======== Entries shown ========

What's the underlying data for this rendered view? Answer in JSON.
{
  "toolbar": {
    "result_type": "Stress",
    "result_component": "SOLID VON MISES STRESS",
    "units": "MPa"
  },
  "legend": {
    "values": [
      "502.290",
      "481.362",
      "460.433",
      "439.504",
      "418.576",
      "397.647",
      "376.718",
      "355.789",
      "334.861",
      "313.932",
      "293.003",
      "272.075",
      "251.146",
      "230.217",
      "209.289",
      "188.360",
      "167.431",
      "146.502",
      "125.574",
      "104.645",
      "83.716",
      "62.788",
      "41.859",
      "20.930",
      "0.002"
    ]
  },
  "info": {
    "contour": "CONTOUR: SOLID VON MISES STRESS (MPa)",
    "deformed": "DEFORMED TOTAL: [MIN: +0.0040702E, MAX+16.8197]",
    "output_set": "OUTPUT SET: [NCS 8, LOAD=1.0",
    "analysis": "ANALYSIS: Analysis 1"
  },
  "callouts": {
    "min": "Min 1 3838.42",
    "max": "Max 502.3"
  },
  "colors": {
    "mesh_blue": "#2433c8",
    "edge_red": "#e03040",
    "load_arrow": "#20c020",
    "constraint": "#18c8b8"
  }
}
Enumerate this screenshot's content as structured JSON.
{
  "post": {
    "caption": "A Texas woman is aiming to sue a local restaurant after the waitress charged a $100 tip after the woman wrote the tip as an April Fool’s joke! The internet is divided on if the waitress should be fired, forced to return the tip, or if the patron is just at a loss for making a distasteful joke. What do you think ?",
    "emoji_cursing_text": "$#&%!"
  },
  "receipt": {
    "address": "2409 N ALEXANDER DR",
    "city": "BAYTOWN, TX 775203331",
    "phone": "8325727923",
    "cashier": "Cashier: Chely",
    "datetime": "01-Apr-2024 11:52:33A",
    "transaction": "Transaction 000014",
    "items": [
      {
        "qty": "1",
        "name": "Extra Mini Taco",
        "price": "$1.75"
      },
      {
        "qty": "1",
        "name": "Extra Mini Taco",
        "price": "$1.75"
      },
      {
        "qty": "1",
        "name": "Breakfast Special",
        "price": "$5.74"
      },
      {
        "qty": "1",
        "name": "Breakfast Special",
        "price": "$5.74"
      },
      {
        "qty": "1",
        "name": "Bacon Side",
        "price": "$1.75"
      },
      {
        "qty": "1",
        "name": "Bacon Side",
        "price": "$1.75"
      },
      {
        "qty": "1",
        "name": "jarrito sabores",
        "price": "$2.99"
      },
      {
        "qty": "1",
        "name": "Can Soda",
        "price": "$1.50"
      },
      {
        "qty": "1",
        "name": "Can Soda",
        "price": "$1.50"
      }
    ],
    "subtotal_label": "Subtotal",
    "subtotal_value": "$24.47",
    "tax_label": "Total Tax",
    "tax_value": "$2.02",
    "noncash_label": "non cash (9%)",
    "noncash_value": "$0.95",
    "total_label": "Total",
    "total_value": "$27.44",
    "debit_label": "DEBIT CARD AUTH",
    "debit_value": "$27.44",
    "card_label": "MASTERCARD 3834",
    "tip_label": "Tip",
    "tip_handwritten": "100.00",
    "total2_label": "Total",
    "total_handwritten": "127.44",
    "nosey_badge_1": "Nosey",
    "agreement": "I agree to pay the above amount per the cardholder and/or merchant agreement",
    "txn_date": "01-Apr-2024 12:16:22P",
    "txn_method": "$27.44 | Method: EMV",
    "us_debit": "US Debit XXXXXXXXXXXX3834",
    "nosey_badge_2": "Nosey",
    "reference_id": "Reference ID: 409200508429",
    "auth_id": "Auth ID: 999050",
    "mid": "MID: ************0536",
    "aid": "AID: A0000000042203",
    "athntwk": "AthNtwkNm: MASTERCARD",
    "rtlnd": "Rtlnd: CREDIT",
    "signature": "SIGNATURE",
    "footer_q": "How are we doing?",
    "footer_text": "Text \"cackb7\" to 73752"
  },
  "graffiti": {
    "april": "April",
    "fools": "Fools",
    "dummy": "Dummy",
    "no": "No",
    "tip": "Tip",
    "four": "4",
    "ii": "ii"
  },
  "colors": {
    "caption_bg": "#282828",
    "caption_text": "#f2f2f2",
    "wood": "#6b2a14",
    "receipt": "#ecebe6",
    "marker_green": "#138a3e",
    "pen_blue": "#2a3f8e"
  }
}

========

* What is being asked
Search the entries for the word "April" and copy every line that has it.

* Task result
    "caption": "A Texas woman is aiming to sue a local restaurant after the waitress charged a $100 tip after the woman wrote the tip as an April Fool’s joke! The internet is divided on if the waitress should be fired, forced to return the tip, or if the patron is just at a loss for making a distasteful joke. What do you think ?",
    "april": "April",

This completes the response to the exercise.